Material provided |
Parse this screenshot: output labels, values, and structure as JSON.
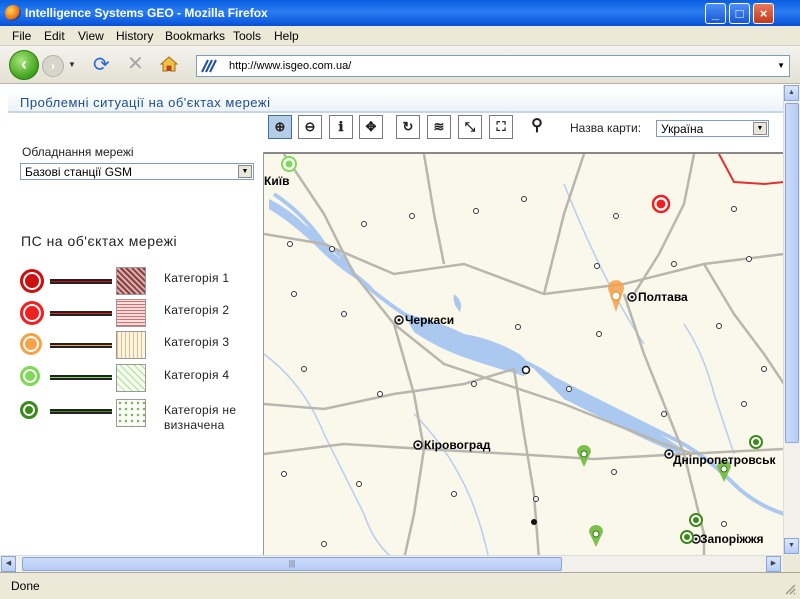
{
  "window": {
    "title": "Intelligence Systems GEO - Mozilla Firefox",
    "minimize": "_",
    "maximize": "□",
    "close": "×"
  },
  "menu": [
    "File",
    "Edit",
    "View",
    "History",
    "Bookmarks",
    "Tools",
    "Help"
  ],
  "nav": {
    "url": "http://www.isgeo.com.ua/"
  },
  "page": {
    "title": "Проблемні ситуації на об'єктах мережі",
    "equipment_label": "Обладнання мережі",
    "equipment_value": "Базові станції GSM",
    "ps_heading": "ПС на об'єктах мережі",
    "map_name_label": "Назва карти:",
    "map_name_value": "Україна"
  },
  "legend": [
    {
      "label": "Категорія 1",
      "color": "#cc1111",
      "fill": "#b08080"
    },
    {
      "label": "Категорія 2",
      "color": "#ee2222",
      "fill": "#f2a6a6"
    },
    {
      "label": "Категорія 3",
      "color": "#f5a24a",
      "fill": "#fbe0c4"
    },
    {
      "label": "Категорія 4",
      "color": "#7ed957",
      "fill": "#e3f6d5"
    },
    {
      "label": "Категорія не визначена",
      "color": "#3c8a1c",
      "fill": "#f4f9ee"
    }
  ],
  "toolbar_icons": [
    "zoom-in-icon",
    "zoom-out-icon",
    "info-icon",
    "pan-icon",
    "refresh-icon",
    "layers-icon",
    "zoom-extent-icon",
    "full-screen-icon",
    "find-icon"
  ],
  "map": {
    "cities": [
      "Київ",
      "Полтава",
      "Черкаси",
      "Кіровоград",
      "Дніпропетровськ",
      "Запоріжжя"
    ]
  },
  "status": {
    "text": "Done"
  }
}
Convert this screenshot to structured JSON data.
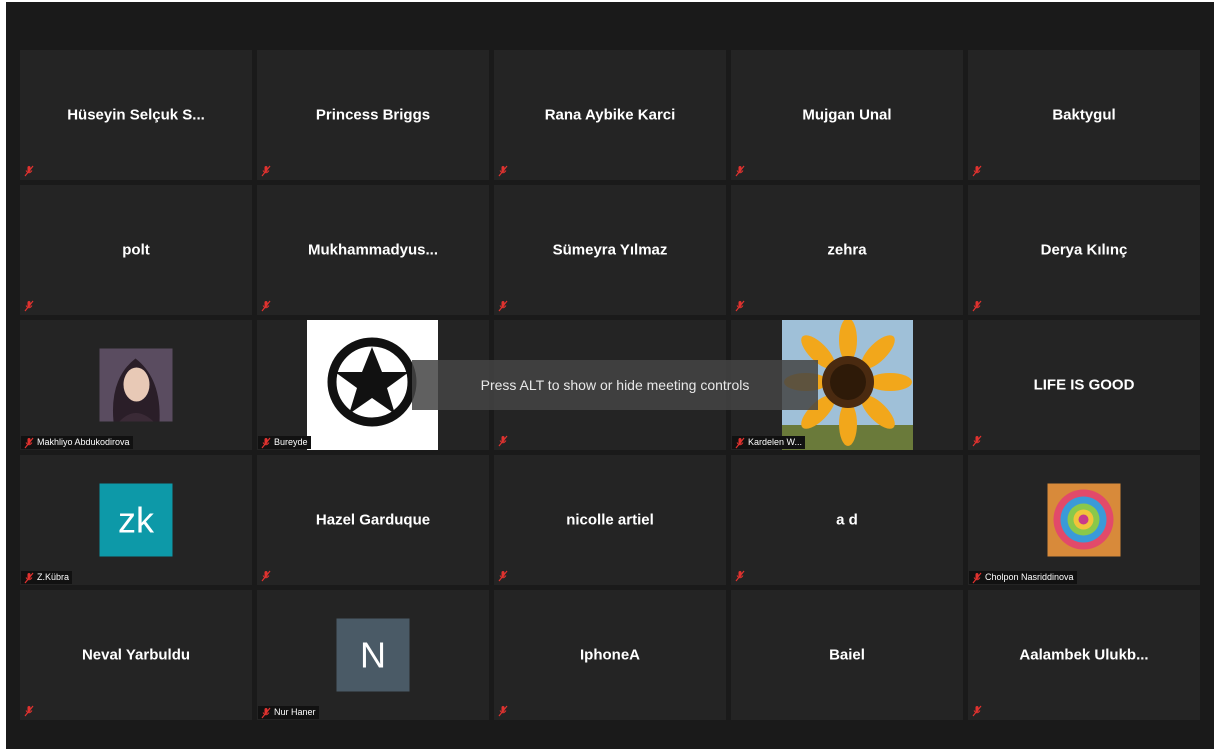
{
  "overlay_hint": "Press ALT to show or hide meeting controls",
  "row1": {
    "t1": "Hüseyin Selçuk S...",
    "t2": "Princess Briggs",
    "t3": "Rana Aybike Karci",
    "t4": "Mujgan Unal",
    "t5": "Baktygul"
  },
  "row2": {
    "t1": "polt",
    "t2": "Mukhammadyus...",
    "t3": "Sümeyra Yılmaz",
    "t4": "zehra",
    "t5": "Derya Kılınç"
  },
  "row3": {
    "t1_label": "Makhliyo Abdukodirova",
    "t2_label": "Bureyde",
    "t4_label": "Kardelen W...",
    "t5": "LIFE IS GOOD"
  },
  "row4": {
    "t1_initials": "zk",
    "t1_label": "Z.Kübra",
    "t2": "Hazel Garduque",
    "t3": "nicolle artiel",
    "t4": "a d",
    "t5_label": "Cholpon Nasriddinova"
  },
  "row5": {
    "t1": "Neval Yarbuldu",
    "t2_initial": "N",
    "t2_label": "Nur Haner",
    "t3": "IphoneA",
    "t4": "Baiel",
    "t5": "Aalambek  Ulukb..."
  },
  "colors": {
    "background": "#1a1a1a",
    "tile": "#242424",
    "mute_icon": "#e0322f",
    "zk_avatar": "#0d99a8",
    "n_avatar": "#4a5a66"
  }
}
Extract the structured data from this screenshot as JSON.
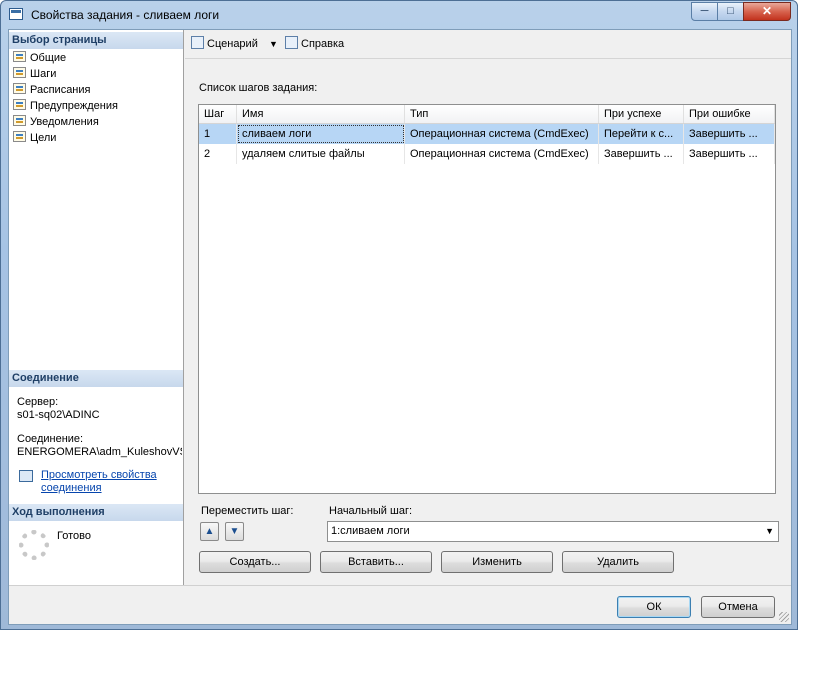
{
  "window": {
    "title": "Свойства задания - сливаем логи",
    "minimize": "─",
    "maximize": "□",
    "close": "✕"
  },
  "sidebar": {
    "select_page_header": "Выбор страницы",
    "items": [
      {
        "label": "Общие",
        "icon": "page-icon"
      },
      {
        "label": "Шаги",
        "icon": "page-icon"
      },
      {
        "label": "Расписания",
        "icon": "page-icon"
      },
      {
        "label": "Предупреждения",
        "icon": "page-icon"
      },
      {
        "label": "Уведомления",
        "icon": "page-icon"
      },
      {
        "label": "Цели",
        "icon": "page-icon"
      }
    ],
    "connection_header": "Соединение",
    "server_label": "Сервер:",
    "server_value": "s01-sq02\\ADINC",
    "connection_label": "Соединение:",
    "connection_value": "ENERGOMERA\\adm_KuleshovVS",
    "view_link_line1": "Просмотреть свойства",
    "view_link_line2": "соединения",
    "progress_header": "Ход выполнения",
    "progress_status": "Готово"
  },
  "toolbar": {
    "script_label": "Сценарий",
    "help_label": "Справка",
    "dropdown": "▼"
  },
  "steps": {
    "caption": "Список шагов задания:",
    "columns": [
      "Шаг",
      "Имя",
      "Тип",
      "При успехе",
      "При ошибке"
    ],
    "rows": [
      {
        "step": "1",
        "name": "сливаем логи",
        "type": "Операционная система (CmdExec)",
        "on_success": "Перейти к с...",
        "on_failure": "Завершить ..."
      },
      {
        "step": "2",
        "name": "удаляем слитые файлы",
        "type": "Операционная система (CmdExec)",
        "on_success": "Завершить ...",
        "on_failure": "Завершить ..."
      }
    ],
    "selected_row": 0
  },
  "controls": {
    "move_step_label": "Переместить шаг:",
    "up_arrow": "▲",
    "down_arrow": "▼",
    "start_step_label": "Начальный шаг:",
    "start_step_value": "1:сливаем логи",
    "combo_arrow": "▼",
    "new_button": "Создать...",
    "insert_button": "Вставить...",
    "edit_button": "Изменить",
    "delete_button": "Удалить"
  },
  "footer": {
    "ok_button": "ОК",
    "cancel_button": "Отмена"
  }
}
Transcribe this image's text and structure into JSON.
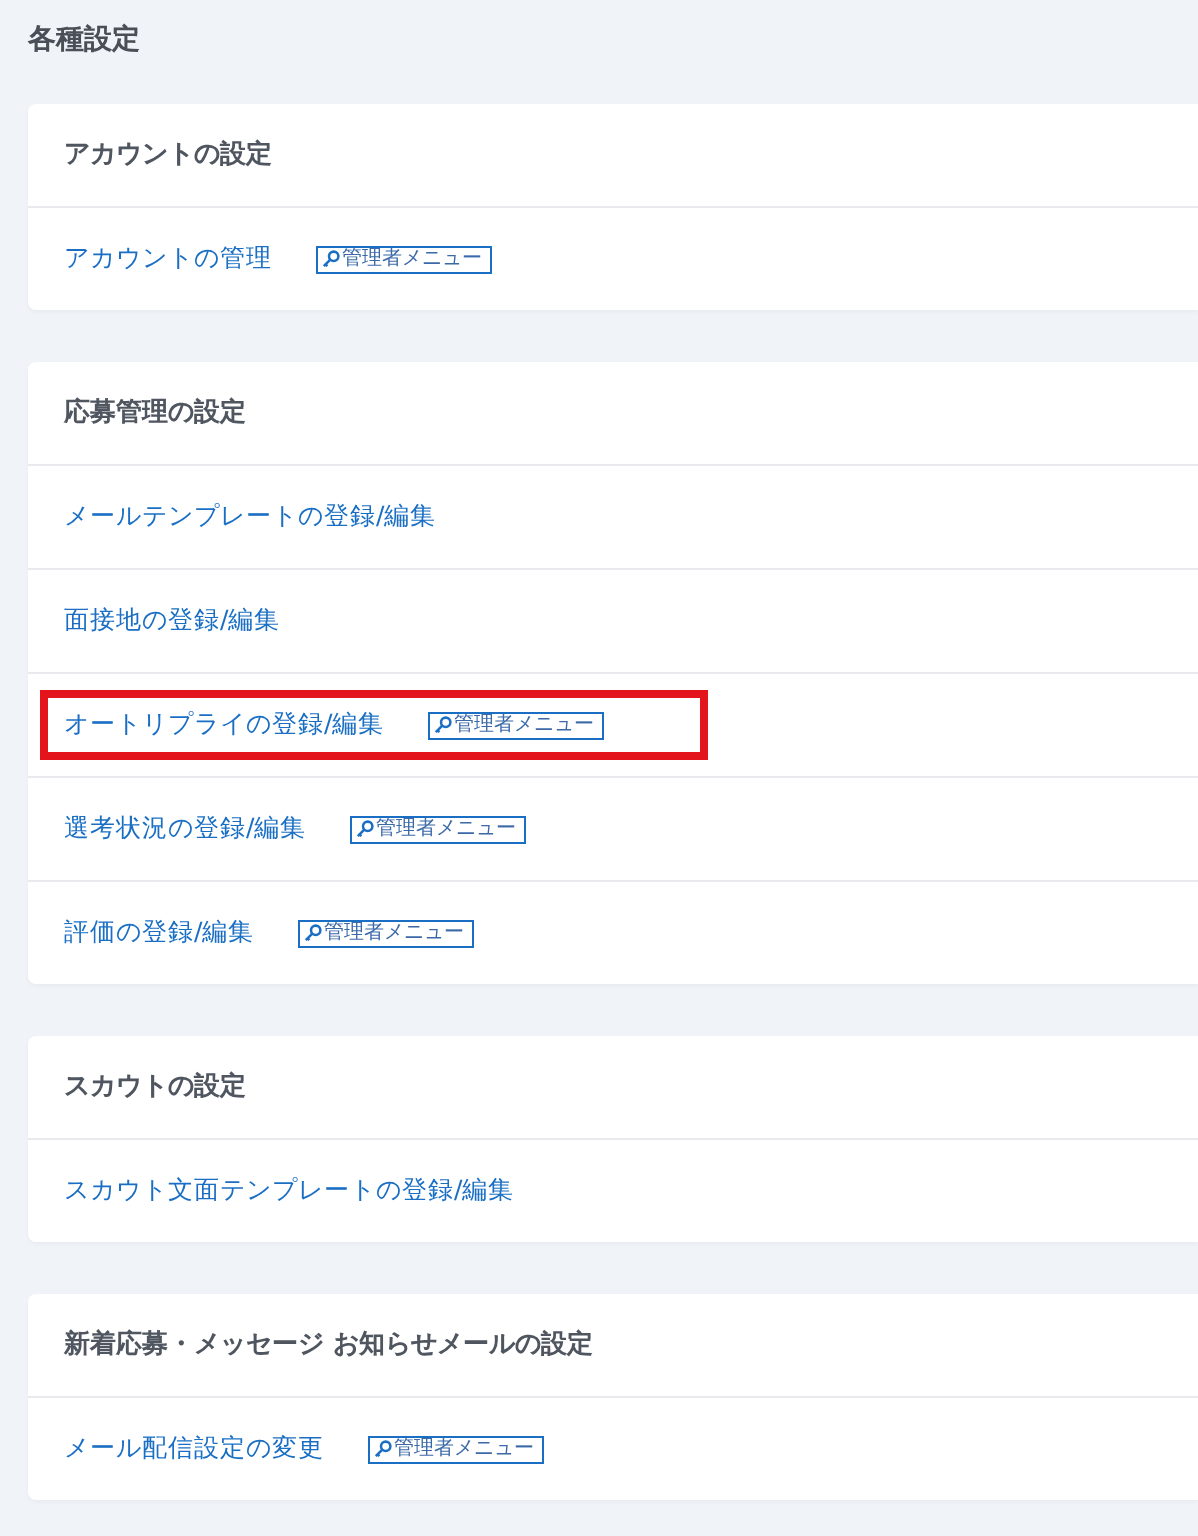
{
  "title": "各種設定",
  "sections": [
    {
      "title": "アカウントの設定",
      "items": [
        {
          "label": "アカウントの管理",
          "badge": "管理者メニュー",
          "highlighted": false
        }
      ]
    },
    {
      "title": "応募管理の設定",
      "items": [
        {
          "label": "メールテンプレートの登録/編集",
          "highlighted": false
        },
        {
          "label": "面接地の登録/編集",
          "highlighted": false
        },
        {
          "label": "オートリプライの登録/編集",
          "badge": "管理者メニュー",
          "highlighted": true
        },
        {
          "label": "選考状況の登録/編集",
          "badge": "管理者メニュー",
          "highlighted": false
        },
        {
          "label": "評価の登録/編集",
          "badge": "管理者メニュー",
          "highlighted": false
        }
      ]
    },
    {
      "title": "スカウトの設定",
      "items": [
        {
          "label": "スカウト文面テンプレートの登録/編集",
          "highlighted": false
        }
      ]
    },
    {
      "title": "新着応募・メッセージ お知らせメールの設定",
      "items": [
        {
          "label": "メール配信設定の変更",
          "badge": "管理者メニュー",
          "highlighted": false
        }
      ]
    }
  ]
}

What you are asked to do | Search the data above for the string "Соединение" and copy each line that has it.

Result of this task |
    "connection_header": "Соединение",
    "connection_label": "Соединение:",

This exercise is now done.